• Problem to solve: The exercise asks for every line of the data to be reproduced exactly.

• Exercise inputs:
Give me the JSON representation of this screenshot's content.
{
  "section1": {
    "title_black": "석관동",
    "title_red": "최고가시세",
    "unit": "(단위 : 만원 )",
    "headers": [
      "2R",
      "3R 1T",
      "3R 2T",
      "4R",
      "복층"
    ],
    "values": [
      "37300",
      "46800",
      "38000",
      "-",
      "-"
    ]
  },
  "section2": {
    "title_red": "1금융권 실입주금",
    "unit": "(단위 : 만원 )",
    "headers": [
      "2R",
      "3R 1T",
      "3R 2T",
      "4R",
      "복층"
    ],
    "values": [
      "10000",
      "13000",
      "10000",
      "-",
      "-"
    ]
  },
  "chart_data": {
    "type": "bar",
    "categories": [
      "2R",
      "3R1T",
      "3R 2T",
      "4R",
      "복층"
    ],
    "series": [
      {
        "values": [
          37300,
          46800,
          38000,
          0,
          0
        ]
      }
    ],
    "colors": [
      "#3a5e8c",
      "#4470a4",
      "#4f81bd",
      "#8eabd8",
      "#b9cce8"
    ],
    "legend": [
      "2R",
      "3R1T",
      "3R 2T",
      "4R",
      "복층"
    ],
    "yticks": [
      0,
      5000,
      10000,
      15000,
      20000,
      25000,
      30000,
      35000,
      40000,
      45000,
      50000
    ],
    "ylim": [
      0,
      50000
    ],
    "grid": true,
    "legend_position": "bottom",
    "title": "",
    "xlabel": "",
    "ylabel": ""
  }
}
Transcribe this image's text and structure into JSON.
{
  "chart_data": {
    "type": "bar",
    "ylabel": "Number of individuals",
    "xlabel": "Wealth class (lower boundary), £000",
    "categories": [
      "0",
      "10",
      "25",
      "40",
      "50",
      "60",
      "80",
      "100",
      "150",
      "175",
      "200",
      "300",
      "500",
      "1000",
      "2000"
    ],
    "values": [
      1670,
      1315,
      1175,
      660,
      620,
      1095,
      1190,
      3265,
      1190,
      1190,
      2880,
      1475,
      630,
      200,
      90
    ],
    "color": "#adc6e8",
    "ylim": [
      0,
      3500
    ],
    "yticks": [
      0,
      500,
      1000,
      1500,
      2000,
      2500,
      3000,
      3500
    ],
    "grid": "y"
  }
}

• Problem solution:
Give me the JSON representation of this screenshot's content.
{
  "section1": {
    "title_black": "석관동",
    "title_red": "최고가시세",
    "unit": "(단위 : 만원 )",
    "headers": [
      "2R",
      "3R 1T",
      "3R 2T",
      "4R",
      "복층"
    ],
    "values": [
      "37300",
      "46800",
      "38000",
      "-",
      "-"
    ]
  },
  "section2": {
    "title_red": "1금융권 실입주금",
    "unit": "(단위 : 만원 )",
    "headers": [
      "2R",
      "3R 1T",
      "3R 2T",
      "4R",
      "복층"
    ],
    "values": [
      "10000",
      "13000",
      "10000",
      "-",
      "-"
    ]
  },
  "chart_data": {
    "type": "bar",
    "categories": [
      "2R",
      "3R1T",
      "3R 2T",
      "4R",
      "복층"
    ],
    "series": [
      {
        "values": [
          37300,
          46800,
          38000,
          0,
          0
        ]
      }
    ],
    "colors": [
      "#3a5e8c",
      "#4470a4",
      "#4f81bd",
      "#8eabd8",
      "#b9cce8"
    ],
    "legend": [
      "2R",
      "3R1T",
      "3R 2T",
      "4R",
      "복층"
    ],
    "yticks": [
      0,
      5000,
      10000,
      15000,
      20000,
      25000,
      30000,
      35000,
      40000,
      45000,
      50000
    ],
    "ylim": [
      0,
      50000
    ],
    "grid": true,
    "legend_position": "bottom",
    "title": "",
    "xlabel": "",
    "ylabel": ""
  }
}
Transcribe this image's text and structure into JSON.
{
  "chart_data": {
    "type": "bar",
    "ylabel": "Number of individuals",
    "xlabel": "Wealth class (lower boundary), £000",
    "categories": [
      "0",
      "10",
      "25",
      "40",
      "50",
      "60",
      "80",
      "100",
      "150",
      "175",
      "200",
      "300",
      "500",
      "1000",
      "2000"
    ],
    "values": [
      1670,
      1315,
      1175,
      660,
      620,
      1095,
      1190,
      3265,
      1190,
      1190,
      2880,
      1475,
      630,
      200,
      90
    ],
    "color": "#adc6e8",
    "ylim": [
      0,
      3500
    ],
    "yticks": [
      0,
      500,
      1000,
      1500,
      2000,
      2500,
      3000,
      3500
    ],
    "grid": "y"
  }
}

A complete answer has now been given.